Copy every line of the records below that holds the word "started".

=-=-=

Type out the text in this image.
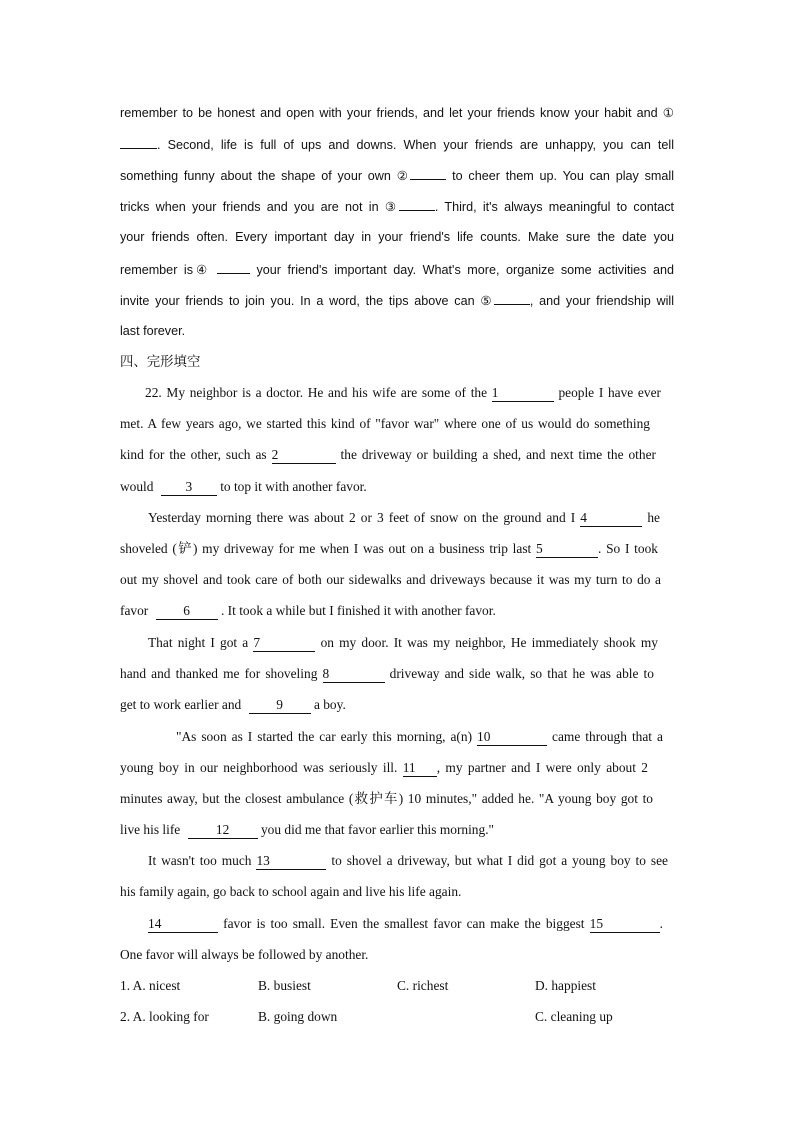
remember to be honest and open with your friends, and let your friends know your habit and ①
. Second, life is full of ups and downs. When your friends are unhappy, you can tell
something funny about the shape of your own ②	to cheer them up. You can play small
tricks when your friends and you are not in ③	. Third, it's always meaningful to contact
your friends often. Every important day in your friend's life counts. Make sure the date you
remember is④	your friend's important day. What's more, organize some activities and
invite your friends to join you. In a word, the tips above can ⑤	, and your friendship will
last forever.
四、完形填空
22. My neighbor is a doctor. He and his wife are some of the 1	people I have ever
met. A few years ago, we started this kind of "favor war" where one of us would do something
kind for the other, such as 2	the driveway or building a shed, and next time the other
would 3 to top it with another favor.
Yesterday morning there was about 2 or 3 feet of snow on the ground and I 4	he
shoveled (铲) my driveway for me when I was out on a business trip last 5	. So I took
out my shovel and took care of both our sidewalks and driveways because it was my turn to do a
favor	6 . It took a while but I finished it with another favor.
That night I got a 7	on my door. It was my neighbor, He immediately shook my
hand and thanked me for shoveling 8	driveway and side walk, so that he was able to
get to work earlier and	9 a boy.
"As soon as I started the car early this morning, a(n) 10	came through that a
young boy in our neighborhood was seriously ill. 11 , my partner and I were only about 2
minutes away, but the closest ambulance (救护车) 10 minutes," added he. "A young boy got to
live his life	12 you did me that favor earlier this morning."
It wasn't too much 13	to shovel a driveway, but what I did got a young boy to see
his family again, go back to school again and live his life again.
14	favor is too small. Even the smallest favor can make the biggest 15	.
One favor will always be followed by another.
1. A. nicest	B. busiest	C. richest	D. happiest
2. A. looking for	B. going down	C. cleaning up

=-=-=

- **Written response**:
met. A few years ago, we started this kind of "favor war" where one of us would do something
"As soon as I started the car early this morning, a(n) 10	came through that a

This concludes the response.